§ What the task requires: Reproduce the data that follows in its entirety, character for character.
===
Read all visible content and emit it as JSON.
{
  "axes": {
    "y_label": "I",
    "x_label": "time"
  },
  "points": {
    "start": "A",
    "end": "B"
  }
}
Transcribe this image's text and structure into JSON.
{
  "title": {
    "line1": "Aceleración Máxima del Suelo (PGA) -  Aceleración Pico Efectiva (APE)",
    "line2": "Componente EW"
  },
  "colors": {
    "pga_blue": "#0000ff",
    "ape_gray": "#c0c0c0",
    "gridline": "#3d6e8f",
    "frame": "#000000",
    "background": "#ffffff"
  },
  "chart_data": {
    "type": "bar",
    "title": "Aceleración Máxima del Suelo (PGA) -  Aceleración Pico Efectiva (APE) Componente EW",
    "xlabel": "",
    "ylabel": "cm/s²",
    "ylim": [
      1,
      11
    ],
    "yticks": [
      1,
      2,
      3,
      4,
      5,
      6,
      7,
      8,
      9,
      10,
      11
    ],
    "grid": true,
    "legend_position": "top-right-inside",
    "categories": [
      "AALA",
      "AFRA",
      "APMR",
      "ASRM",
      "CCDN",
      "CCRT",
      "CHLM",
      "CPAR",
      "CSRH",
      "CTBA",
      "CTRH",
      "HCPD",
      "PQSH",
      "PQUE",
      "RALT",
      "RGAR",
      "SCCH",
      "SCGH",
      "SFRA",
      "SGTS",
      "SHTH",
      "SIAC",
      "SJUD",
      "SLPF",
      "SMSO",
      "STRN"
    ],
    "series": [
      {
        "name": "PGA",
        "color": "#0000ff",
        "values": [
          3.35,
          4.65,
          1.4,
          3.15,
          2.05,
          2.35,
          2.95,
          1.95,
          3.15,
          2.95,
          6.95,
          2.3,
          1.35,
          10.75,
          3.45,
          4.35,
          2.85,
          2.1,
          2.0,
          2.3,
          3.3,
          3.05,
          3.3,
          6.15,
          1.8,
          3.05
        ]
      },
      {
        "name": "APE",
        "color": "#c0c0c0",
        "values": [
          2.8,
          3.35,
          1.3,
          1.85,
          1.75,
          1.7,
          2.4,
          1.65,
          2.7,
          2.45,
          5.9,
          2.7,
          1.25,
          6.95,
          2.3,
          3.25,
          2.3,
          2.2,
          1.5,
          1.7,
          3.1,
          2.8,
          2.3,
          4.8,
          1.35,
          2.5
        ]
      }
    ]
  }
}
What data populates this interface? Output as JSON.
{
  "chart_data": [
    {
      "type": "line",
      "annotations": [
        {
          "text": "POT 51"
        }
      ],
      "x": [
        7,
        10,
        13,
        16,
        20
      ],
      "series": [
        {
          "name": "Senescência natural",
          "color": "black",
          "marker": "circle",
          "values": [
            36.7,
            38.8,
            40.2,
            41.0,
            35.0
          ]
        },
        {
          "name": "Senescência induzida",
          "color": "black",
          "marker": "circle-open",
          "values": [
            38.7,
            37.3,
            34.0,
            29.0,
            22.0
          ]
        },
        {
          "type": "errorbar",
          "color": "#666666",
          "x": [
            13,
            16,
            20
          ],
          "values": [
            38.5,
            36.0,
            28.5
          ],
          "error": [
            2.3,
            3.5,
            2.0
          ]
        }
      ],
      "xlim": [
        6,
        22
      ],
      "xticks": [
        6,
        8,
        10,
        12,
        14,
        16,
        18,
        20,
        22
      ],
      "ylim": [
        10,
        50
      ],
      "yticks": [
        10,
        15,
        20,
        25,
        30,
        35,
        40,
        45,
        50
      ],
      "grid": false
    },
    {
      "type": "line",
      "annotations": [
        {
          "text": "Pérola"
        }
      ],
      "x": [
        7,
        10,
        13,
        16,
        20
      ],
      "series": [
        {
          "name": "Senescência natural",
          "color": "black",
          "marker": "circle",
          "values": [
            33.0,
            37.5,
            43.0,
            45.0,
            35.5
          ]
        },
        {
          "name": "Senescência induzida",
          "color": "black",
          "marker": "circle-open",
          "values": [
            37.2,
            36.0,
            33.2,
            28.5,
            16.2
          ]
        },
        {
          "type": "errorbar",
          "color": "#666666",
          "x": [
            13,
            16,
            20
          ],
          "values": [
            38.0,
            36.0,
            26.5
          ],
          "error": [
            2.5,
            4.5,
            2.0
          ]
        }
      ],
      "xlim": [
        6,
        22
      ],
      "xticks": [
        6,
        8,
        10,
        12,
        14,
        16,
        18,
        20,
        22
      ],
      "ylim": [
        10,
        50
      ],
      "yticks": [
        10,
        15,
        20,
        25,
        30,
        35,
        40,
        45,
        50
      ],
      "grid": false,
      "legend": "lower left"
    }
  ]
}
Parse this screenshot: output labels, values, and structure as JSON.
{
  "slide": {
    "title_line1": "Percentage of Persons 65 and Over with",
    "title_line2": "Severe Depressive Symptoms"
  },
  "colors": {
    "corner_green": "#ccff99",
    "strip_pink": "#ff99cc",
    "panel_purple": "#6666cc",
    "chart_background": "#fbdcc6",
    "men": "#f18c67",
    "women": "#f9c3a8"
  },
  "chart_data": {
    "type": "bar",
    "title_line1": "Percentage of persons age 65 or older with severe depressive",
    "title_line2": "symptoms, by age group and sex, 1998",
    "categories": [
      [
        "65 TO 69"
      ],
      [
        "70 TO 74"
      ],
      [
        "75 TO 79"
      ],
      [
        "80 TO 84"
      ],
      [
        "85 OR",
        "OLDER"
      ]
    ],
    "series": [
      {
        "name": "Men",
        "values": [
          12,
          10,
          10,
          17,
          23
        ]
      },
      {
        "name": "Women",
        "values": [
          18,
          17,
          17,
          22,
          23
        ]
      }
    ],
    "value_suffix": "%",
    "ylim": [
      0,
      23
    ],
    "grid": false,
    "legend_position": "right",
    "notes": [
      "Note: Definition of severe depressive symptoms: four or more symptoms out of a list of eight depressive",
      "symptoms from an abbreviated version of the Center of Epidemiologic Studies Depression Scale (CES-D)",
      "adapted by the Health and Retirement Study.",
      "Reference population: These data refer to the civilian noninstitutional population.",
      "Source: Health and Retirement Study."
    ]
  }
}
===
§ Finished task:
Read all visible content and emit it as JSON.
{
  "axes": {
    "y_label": "I",
    "x_label": "time"
  },
  "points": {
    "start": "A",
    "end": "B"
  }
}
Transcribe this image's text and structure into JSON.
{
  "title": {
    "line1": "Aceleración Máxima del Suelo (PGA) -  Aceleración Pico Efectiva (APE)",
    "line2": "Componente EW"
  },
  "colors": {
    "pga_blue": "#0000ff",
    "ape_gray": "#c0c0c0",
    "gridline": "#3d6e8f",
    "frame": "#000000",
    "background": "#ffffff"
  },
  "chart_data": {
    "type": "bar",
    "title": "Aceleración Máxima del Suelo (PGA) -  Aceleración Pico Efectiva (APE) Componente EW",
    "xlabel": "",
    "ylabel": "cm/s²",
    "ylim": [
      1,
      11
    ],
    "yticks": [
      1,
      2,
      3,
      4,
      5,
      6,
      7,
      8,
      9,
      10,
      11
    ],
    "grid": true,
    "legend_position": "top-right-inside",
    "categories": [
      "AALA",
      "AFRA",
      "APMR",
      "ASRM",
      "CCDN",
      "CCRT",
      "CHLM",
      "CPAR",
      "CSRH",
      "CTBA",
      "CTRH",
      "HCPD",
      "PQSH",
      "PQUE",
      "RALT",
      "RGAR",
      "SCCH",
      "SCGH",
      "SFRA",
      "SGTS",
      "SHTH",
      "SIAC",
      "SJUD",
      "SLPF",
      "SMSO",
      "STRN"
    ],
    "series": [
      {
        "name": "PGA",
        "color": "#0000ff",
        "values": [
          3.35,
          4.65,
          1.4,
          3.15,
          2.05,
          2.35,
          2.95,
          1.95,
          3.15,
          2.95,
          6.95,
          2.3,
          1.35,
          10.75,
          3.45,
          4.35,
          2.85,
          2.1,
          2.0,
          2.3,
          3.3,
          3.05,
          3.3,
          6.15,
          1.8,
          3.05
        ]
      },
      {
        "name": "APE",
        "color": "#c0c0c0",
        "values": [
          2.8,
          3.35,
          1.3,
          1.85,
          1.75,
          1.7,
          2.4,
          1.65,
          2.7,
          2.45,
          5.9,
          2.7,
          1.25,
          6.95,
          2.3,
          3.25,
          2.3,
          2.2,
          1.5,
          1.7,
          3.1,
          2.8,
          2.3,
          4.8,
          1.35,
          2.5
        ]
      }
    ]
  }
}
What data populates this interface? Output as JSON.
{
  "chart_data": [
    {
      "type": "line",
      "annotations": [
        {
          "text": "POT 51"
        }
      ],
      "x": [
        7,
        10,
        13,
        16,
        20
      ],
      "series": [
        {
          "name": "Senescência natural",
          "color": "black",
          "marker": "circle",
          "values": [
            36.7,
            38.8,
            40.2,
            41.0,
            35.0
          ]
        },
        {
          "name": "Senescência induzida",
          "color": "black",
          "marker": "circle-open",
          "values": [
            38.7,
            37.3,
            34.0,
            29.0,
            22.0
          ]
        },
        {
          "type": "errorbar",
          "color": "#666666",
          "x": [
            13,
            16,
            20
          ],
          "values": [
            38.5,
            36.0,
            28.5
          ],
          "error": [
            2.3,
            3.5,
            2.0
          ]
        }
      ],
      "xlim": [
        6,
        22
      ],
      "xticks": [
        6,
        8,
        10,
        12,
        14,
        16,
        18,
        20,
        22
      ],
      "ylim": [
        10,
        50
      ],
      "yticks": [
        10,
        15,
        20,
        25,
        30,
        35,
        40,
        45,
        50
      ],
      "grid": false
    },
    {
      "type": "line",
      "annotations": [
        {
          "text": "Pérola"
        }
      ],
      "x": [
        7,
        10,
        13,
        16,
        20
      ],
      "series": [
        {
          "name": "Senescência natural",
          "color": "black",
          "marker": "circle",
          "values": [
            33.0,
            37.5,
            43.0,
            45.0,
            35.5
          ]
        },
        {
          "name": "Senescência induzida",
          "color": "black",
          "marker": "circle-open",
          "values": [
            37.2,
            36.0,
            33.2,
            28.5,
            16.2
          ]
        },
        {
          "type": "errorbar",
          "color": "#666666",
          "x": [
            13,
            16,
            20
          ],
          "values": [
            38.0,
            36.0,
            26.5
          ],
          "error": [
            2.5,
            4.5,
            2.0
          ]
        }
      ],
      "xlim": [
        6,
        22
      ],
      "xticks": [
        6,
        8,
        10,
        12,
        14,
        16,
        18,
        20,
        22
      ],
      "ylim": [
        10,
        50
      ],
      "yticks": [
        10,
        15,
        20,
        25,
        30,
        35,
        40,
        45,
        50
      ],
      "grid": false,
      "legend": "lower left"
    }
  ]
}
Parse this screenshot: output labels, values, and structure as JSON.
{
  "slide": {
    "title_line1": "Percentage of Persons 65 and Over with",
    "title_line2": "Severe Depressive Symptoms"
  },
  "colors": {
    "corner_green": "#ccff99",
    "strip_pink": "#ff99cc",
    "panel_purple": "#6666cc",
    "chart_background": "#fbdcc6",
    "men": "#f18c67",
    "women": "#f9c3a8"
  },
  "chart_data": {
    "type": "bar",
    "title_line1": "Percentage of persons age 65 or older with severe depressive",
    "title_line2": "symptoms, by age group and sex, 1998",
    "categories": [
      [
        "65 TO 69"
      ],
      [
        "70 TO 74"
      ],
      [
        "75 TO 79"
      ],
      [
        "80 TO 84"
      ],
      [
        "85 OR",
        "OLDER"
      ]
    ],
    "series": [
      {
        "name": "Men",
        "values": [
          12,
          10,
          10,
          17,
          23
        ]
      },
      {
        "name": "Women",
        "values": [
          18,
          17,
          17,
          22,
          23
        ]
      }
    ],
    "value_suffix": "%",
    "ylim": [
      0,
      23
    ],
    "grid": false,
    "legend_position": "right",
    "notes": [
      "Note: Definition of severe depressive symptoms: four or more symptoms out of a list of eight depressive",
      "symptoms from an abbreviated version of the Center of Epidemiologic Studies Depression Scale (CES-D)",
      "adapted by the Health and Retirement Study.",
      "Reference population: These data refer to the civilian noninstitutional population.",
      "Source: Health and Retirement Study."
    ]
  }
}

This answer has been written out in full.